* _Exercise aim_:
Please reproduce the lines of the records from the line that contains "x-tick-label: 1500 bbox=[1025, 934, 1045, 944]" through the line that contains "series-3rd-older-cz bbox=[651, 400, 1113, 571]", and nothing more.

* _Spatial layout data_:
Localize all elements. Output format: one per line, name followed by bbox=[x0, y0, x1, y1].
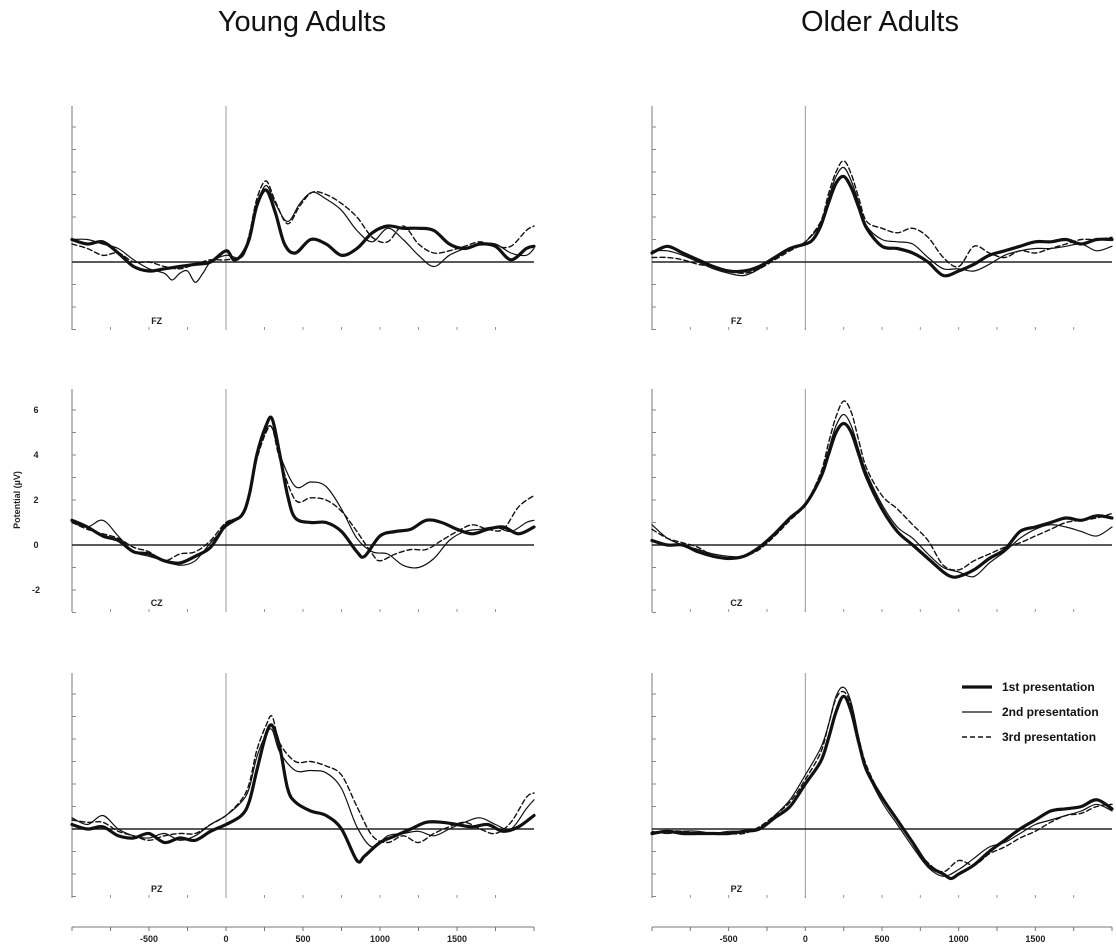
x-tick-label: 1500 bbox=[1025, 934, 1045, 944]
channel-label-young-fz: FZ bbox=[151, 316, 162, 326]
series-3rd-young-cz bbox=[71, 425, 535, 562]
x-tick-label: -500 bbox=[720, 934, 738, 944]
y-tick-label: 6 bbox=[33, 405, 38, 415]
legend-label-2: 2nd presentation bbox=[1002, 705, 1099, 719]
series-3rd-older-cz bbox=[651, 400, 1113, 571]
channel-label-older-fz: FZ bbox=[731, 316, 742, 326]
column-title-older-adults: Older Adults bbox=[801, 6, 959, 38]
x-tick-label: 0 bbox=[223, 934, 228, 944]
series-2nd-older-cz bbox=[651, 413, 1113, 578]
series-1st-older-cz bbox=[650, 421, 1114, 579]
series-1st-young-cz bbox=[70, 415, 536, 565]
x-tick-label: 1000 bbox=[370, 934, 390, 944]
x-tick-label: 500 bbox=[874, 934, 889, 944]
series-3rd-young-fz bbox=[71, 180, 535, 270]
series-3rd-young-pz bbox=[71, 715, 535, 844]
y-tick-label: 4 bbox=[33, 450, 38, 460]
y-tick-label: -2 bbox=[32, 585, 40, 595]
legend-label-3: 3rd presentation bbox=[1002, 730, 1096, 744]
y-axis-title: Potential (µV) bbox=[12, 471, 22, 529]
series-2nd-young-pz bbox=[71, 728, 535, 848]
series-2nd-young-fz bbox=[71, 184, 535, 283]
x-tick-label: 1000 bbox=[949, 934, 969, 944]
x-tick-label: 1500 bbox=[447, 934, 467, 944]
x-tick-label: 0 bbox=[803, 934, 808, 944]
series-1st-young-pz bbox=[70, 723, 536, 864]
series-1st-older-fz bbox=[650, 174, 1114, 278]
x-tick-label: -500 bbox=[140, 934, 158, 944]
legend-label-1: 1st presentation bbox=[1002, 680, 1095, 694]
column-title-young-adults: Young Adults bbox=[217, 6, 387, 38]
series-1st-young-fz bbox=[70, 188, 536, 273]
series-2nd-older-fz bbox=[651, 166, 1113, 277]
channel-label-young-cz: CZ bbox=[151, 598, 163, 608]
x-tick-label: 500 bbox=[295, 934, 310, 944]
channel-label-young-pz: PZ bbox=[151, 884, 163, 894]
y-tick-label: 0 bbox=[33, 540, 38, 550]
series-3rd-older-pz bbox=[651, 690, 1113, 873]
channel-label-older-cz: CZ bbox=[730, 598, 742, 608]
series-1st-older-pz bbox=[650, 694, 1114, 881]
series-2nd-young-cz bbox=[71, 425, 535, 569]
channel-label-older-pz: PZ bbox=[731, 884, 743, 894]
series-3rd-older-fz bbox=[651, 160, 1113, 275]
y-tick-label: 2 bbox=[33, 495, 38, 505]
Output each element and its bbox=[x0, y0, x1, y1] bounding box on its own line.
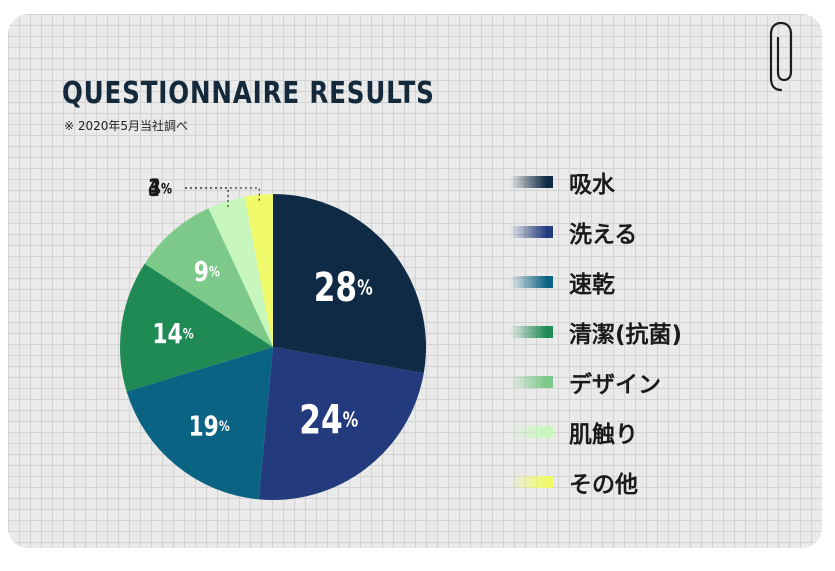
legend-label: 清潔(抗菌) bbox=[569, 322, 683, 348]
leader-line bbox=[182, 187, 229, 208]
legend-label: 吸水 bbox=[569, 172, 615, 198]
legend-label: 肌触り bbox=[569, 422, 638, 448]
legend-swatch bbox=[510, 176, 553, 188]
legend-item: 肌触り bbox=[510, 417, 638, 448]
paperclip-icon bbox=[769, 21, 793, 92]
data-label: 4% bbox=[148, 174, 172, 202]
data-label: 28% bbox=[314, 265, 373, 311]
legend-swatch bbox=[510, 226, 553, 238]
legend-swatch bbox=[510, 476, 553, 488]
legend-swatch bbox=[510, 426, 553, 438]
legend-item: 洗える bbox=[510, 217, 638, 248]
legend-swatch bbox=[510, 326, 553, 338]
pie-slice bbox=[258, 347, 424, 500]
legend-swatch bbox=[510, 276, 553, 288]
legend-swatch bbox=[510, 376, 553, 388]
legend-label: デザイン bbox=[569, 372, 661, 398]
legend-label: 速乾 bbox=[569, 272, 615, 298]
data-label: 24% bbox=[299, 397, 358, 443]
data-label: 3% bbox=[148, 174, 172, 202]
questionnaire-card: QUESTIONNAIRE RESULTS ※ 2020年5月当社調べ bbox=[8, 14, 822, 548]
legend-label: 洗える bbox=[569, 222, 638, 248]
survey-note: ※ 2020年5月当社調べ bbox=[64, 119, 189, 133]
legend-item: デザイン bbox=[510, 367, 661, 398]
legend-label: その他 bbox=[569, 472, 638, 498]
pie-slice bbox=[208, 196, 273, 347]
pie-slice bbox=[120, 263, 273, 392]
pie-slice bbox=[144, 208, 273, 347]
pie-slice bbox=[126, 347, 273, 500]
pie-slice bbox=[244, 194, 273, 347]
data-label: 19% bbox=[189, 409, 231, 441]
legend-item: 清潔(抗菌) bbox=[510, 317, 683, 348]
legend-item: その他 bbox=[510, 467, 638, 498]
legend-item: 速乾 bbox=[510, 267, 615, 298]
data-label: 9% bbox=[194, 255, 221, 287]
pie-slice bbox=[273, 194, 426, 374]
chart-title: QUESTIONNAIRE RESULTS bbox=[62, 76, 435, 111]
data-label: 14% bbox=[152, 317, 194, 349]
legend-item: 吸水 bbox=[510, 167, 615, 198]
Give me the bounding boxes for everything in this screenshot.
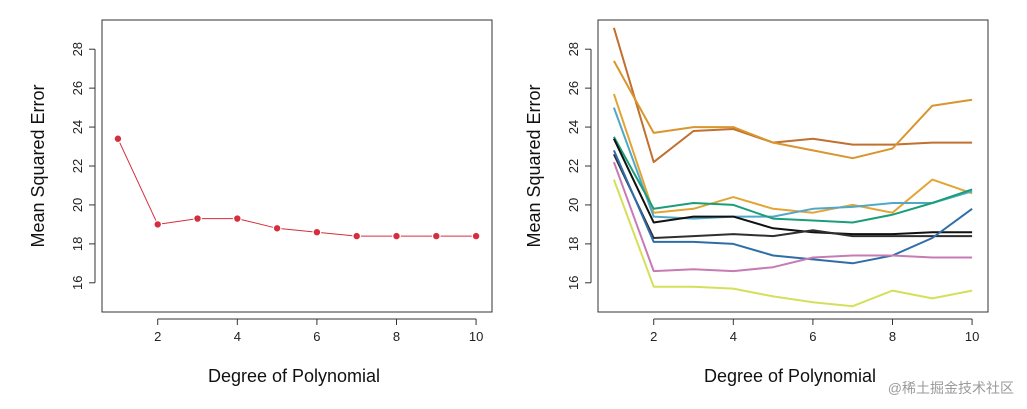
right-series-line-5 xyxy=(613,136,973,224)
left-y-tick-label: 18 xyxy=(70,237,85,251)
left-data-point xyxy=(272,223,282,233)
watermark-text: @稀土掘金技术社区 xyxy=(888,380,1014,396)
right-x-tick-label: 8 xyxy=(889,329,896,344)
left-data-point xyxy=(312,227,322,237)
right-y-tick-label: 16 xyxy=(566,276,581,290)
left-y-axis: 16 18 20 22 24 26 28 xyxy=(70,42,96,290)
left-data-point xyxy=(471,231,481,241)
left-x-tick-label: 2 xyxy=(154,329,161,344)
right-x-tick-label: 4 xyxy=(730,329,737,344)
right-series-line-8 xyxy=(612,150,973,265)
left-data-point xyxy=(431,231,441,241)
left-data-point xyxy=(392,231,401,241)
left-y-tick-label: 20 xyxy=(70,198,85,212)
right-plot-frame xyxy=(597,19,989,313)
right-series-line-6 xyxy=(612,138,973,236)
left-x-tick-label: 8 xyxy=(393,329,400,344)
right-x-tick-label: 6 xyxy=(809,329,816,344)
right-y-tick-label: 28 xyxy=(566,42,581,56)
left-x-axis-title: Degree of Polynomial xyxy=(208,366,380,386)
right-y-tick-label: 26 xyxy=(566,81,581,95)
left-x-tick-label: 10 xyxy=(469,329,483,344)
right-series-line-1 xyxy=(612,27,973,164)
right-series-line-4 xyxy=(612,107,973,220)
right-y-tick-label: 22 xyxy=(566,159,581,173)
left-x-tick-label: 4 xyxy=(234,329,241,344)
left-data-point xyxy=(193,214,202,223)
right-x-axis: 2 4 6 8 10 xyxy=(650,318,979,344)
left-y-tick-label: 26 xyxy=(70,81,85,95)
right-series-line-9 xyxy=(612,161,973,273)
right-y-tick-label: 20 xyxy=(566,198,581,212)
left-series-line-1 xyxy=(117,138,477,237)
right-y-tick-label: 18 xyxy=(566,237,581,251)
left-y-tick-label: 22 xyxy=(70,159,85,173)
left-data-point xyxy=(232,214,242,223)
right-series-line-3 xyxy=(612,93,973,214)
left-y-tick-label: 28 xyxy=(70,42,85,56)
left-data-point xyxy=(352,231,362,241)
right-series-layer xyxy=(612,27,973,308)
left-y-tick-label: 16 xyxy=(70,276,85,290)
left-x-axis: 2 4 6 8 10 xyxy=(154,318,483,344)
right-x-tick-label: 10 xyxy=(965,329,979,344)
right-series-line-7 xyxy=(612,153,973,239)
left-y-tick-label: 24 xyxy=(70,120,85,134)
left-y-axis-title: Mean Squared Error xyxy=(28,84,48,247)
left-x-tick-label: 6 xyxy=(313,329,320,344)
left-data-point xyxy=(153,219,163,229)
left-data-point xyxy=(113,134,123,144)
right-y-axis: 16 18 20 22 24 26 28 xyxy=(566,42,592,290)
right-x-tick-label: 2 xyxy=(650,329,657,344)
right-y-axis-title: Mean Squared Error xyxy=(524,84,544,247)
right-x-axis-title: Degree of Polynomial xyxy=(704,366,876,386)
right-series-line-2 xyxy=(613,60,973,160)
left-series-layer xyxy=(113,134,481,241)
right-y-tick-label: 24 xyxy=(566,120,581,134)
left-plot-frame xyxy=(101,19,493,313)
right-series-line-10 xyxy=(612,179,973,308)
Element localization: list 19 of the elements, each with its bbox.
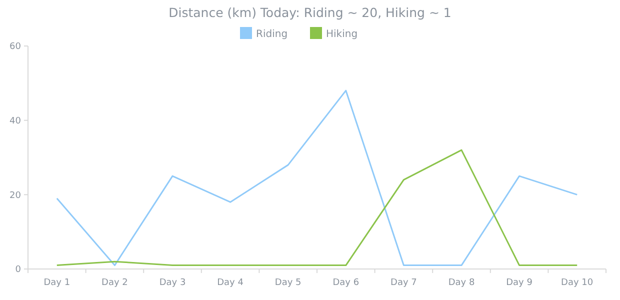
x-tick-label: Day 9 [506, 278, 533, 288]
x-tick-label: Day 5 [274, 278, 302, 288]
x-tick-label: Day 10 [561, 278, 594, 288]
legend-label: Riding [256, 29, 288, 40]
x-tick-label: Day 6 [332, 278, 360, 288]
x-tick-label: Day 3 [159, 278, 186, 288]
legend-label: Hiking [326, 29, 358, 40]
x-tick-label: Day 8 [448, 278, 475, 288]
y-tick-label: 20 [10, 190, 22, 201]
line-series [56, 149, 578, 266]
chart-title: Distance (km) Today: Riding ~ 20, Hiking ~ 1 [168, 5, 452, 20]
x-tick-label: Day 1 [44, 278, 70, 288]
y-tick-label: 0 [15, 265, 22, 276]
x-tick-label: Day 7 [390, 278, 417, 288]
y-tick-label: 40 [10, 116, 22, 126]
x-tick-label: Day 2 [102, 278, 128, 288]
x-tick-label: Day 4 [217, 278, 244, 288]
y-tick-label: 60 [10, 42, 22, 52]
line-series [56, 90, 578, 266]
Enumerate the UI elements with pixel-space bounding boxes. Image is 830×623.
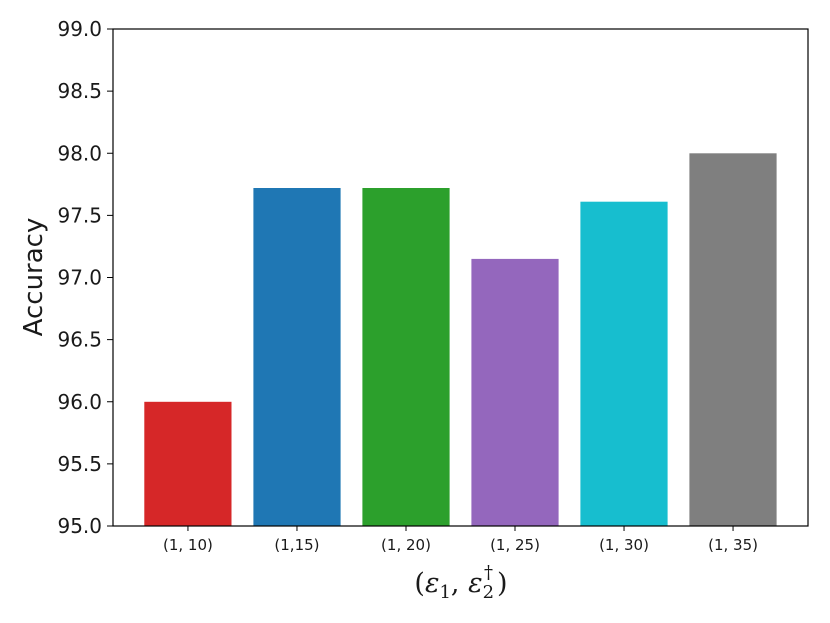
- bars-layer: [144, 153, 777, 527]
- y-tick-label: 98.0: [57, 141, 102, 165]
- x-axis-title-close-paren: ): [497, 568, 508, 599]
- x-axis-title-separator: ,: [451, 568, 468, 599]
- bar: [362, 188, 450, 526]
- y-tick-label: 95.0: [57, 514, 102, 538]
- x-axis-title-epsilon-2: ε: [468, 568, 483, 599]
- x-tick-label: (1, 20): [381, 536, 431, 554]
- y-tick-label: 97.5: [57, 203, 102, 227]
- y-tick-label: 98.5: [57, 79, 102, 103]
- x-tick-label: (1,15): [274, 536, 319, 554]
- y-axis-title: Accuracy: [19, 218, 49, 337]
- x-axis-title-epsilon-1: ε: [425, 568, 440, 599]
- y-tick-label: 95.5: [57, 452, 102, 476]
- x-axis-title: (ε1, ε2†): [414, 562, 507, 603]
- y-axis: 95.0 95.5 96.0 96.5 97.0 97.5 98.0 98.5 99.0: [57, 17, 113, 538]
- bar: [689, 153, 777, 527]
- y-tick-label: 97.0: [57, 266, 102, 290]
- x-tick-label: (1, 30): [599, 536, 649, 554]
- bar: [144, 401, 232, 527]
- x-tick-label: (1, 35): [708, 536, 758, 554]
- plot-frame: [112, 28, 809, 527]
- y-tick-label: 96.5: [57, 328, 102, 352]
- bar: [253, 188, 341, 526]
- x-axis-title-subscript-2: 2: [483, 582, 494, 603]
- x-axis-title-open-paren: (: [414, 568, 425, 599]
- bar: [580, 201, 668, 526]
- x-tick-label: (1, 10): [163, 536, 213, 554]
- bar: [471, 258, 559, 526]
- y-tick-label: 99.0: [57, 17, 102, 41]
- x-axis-title-superscript-dagger: †: [484, 562, 493, 583]
- x-axis-title-subscript-1: 1: [439, 582, 450, 603]
- x-axis: (1, 10) (1,15) (1, 20) (1, 25) (1, 30) (1, 35…: [163, 526, 758, 554]
- x-tick-label: (1, 25): [490, 536, 540, 554]
- y-tick-label: 96.0: [57, 390, 102, 414]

* _Written response_:
x-tick-label: 1500 bbox=[1025, 934, 1045, 944]
channel-label-young-fz: FZ bbox=[151, 316, 162, 326]
series-3rd-young-cz bbox=[71, 425, 535, 562]
x-tick-label: -500 bbox=[720, 934, 738, 944]
y-tick-label: 6 bbox=[33, 405, 38, 415]
legend-label-2: 2nd presentation bbox=[1002, 705, 1099, 719]
series-3rd-older-cz bbox=[651, 400, 1113, 571]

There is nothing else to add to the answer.